# Requirement
Can you copy the ls1-MarDyn installation guide below word for word, from its first line to its last?

The current doxygen documentation can be found here.

Prerequisites

mandatory requirements

  • a C++17 compiler (GCC, Clang, Intel, PGI, Cray, NEC SX, IBM XL, ...)
  • a working MPI installation compatible with the MPI 3.0 specification or later (Open MPI, MPICH, MVAPICH, Intel MPI, Cray MPI, NEC MPI, IBM Platform MPI, ...)

optional requirements

Installation

Installing ls1-MarDyn using cmake

This is the recommended way of building ls1-MarDyn.

Quick guide

Run the following commands to build ls1-MarDyn with the Clang compiler. Adjust options (e.g. ENABLE_MPI) according to the individual needs.

mkdir build
cd build
CC=clang CXX=clang++ ccmake ..
make -j $(nproc)

Detailed guide

To build ls1-MarDyn using cmake first create an additional directory on the root ls1-MarDyn directory and change into that directory.

# Given data
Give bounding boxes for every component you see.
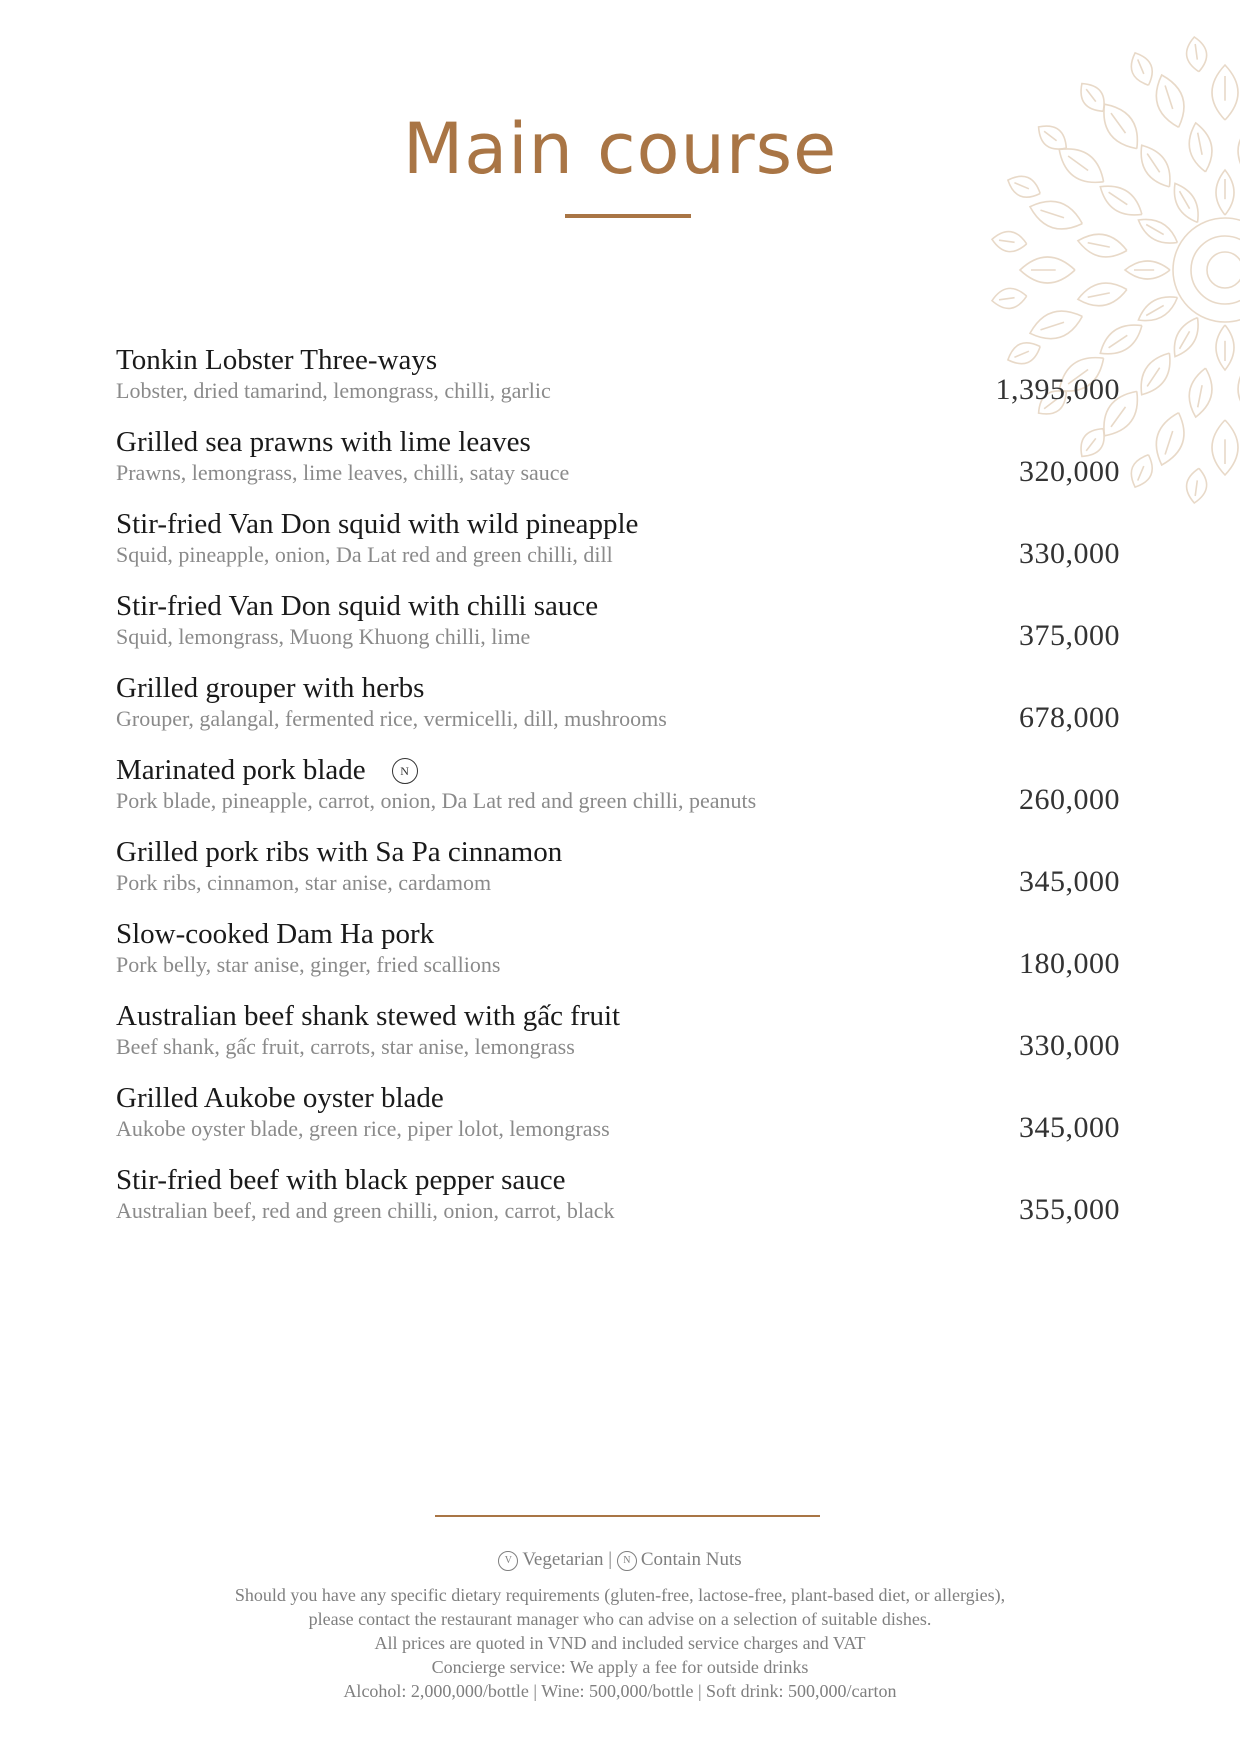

# Response to this exercise
The current doxygen documentation can be found here.

Prerequisites

mandatory requirements

  • a C++17 compiler (GCC, Clang, Intel, PGI, Cray, NEC SX, IBM XL, ...)
  • a working MPI installation compatible with the MPI 3.0 specification or later (Open MPI, MPICH, MVAPICH, Intel MPI, Cray MPI, NEC MPI, IBM Platform MPI, ...)

optional requirements

Installation

Installing ls1-MarDyn using cmake

This is the recommended way of building ls1-MarDyn.

Quick guide

Run the following commands to build ls1-MarDyn with the Clang compiler. Adjust options (e.g. ENABLE_MPI) according to the individual needs.

mkdir build
cd build
CC=clang CXX=clang++ ccmake ..
make -j $(nproc)

Detailed guide

To build ls1-MarDyn using cmake first create an additional directory on the root ls1-MarDyn directory and change into that directory.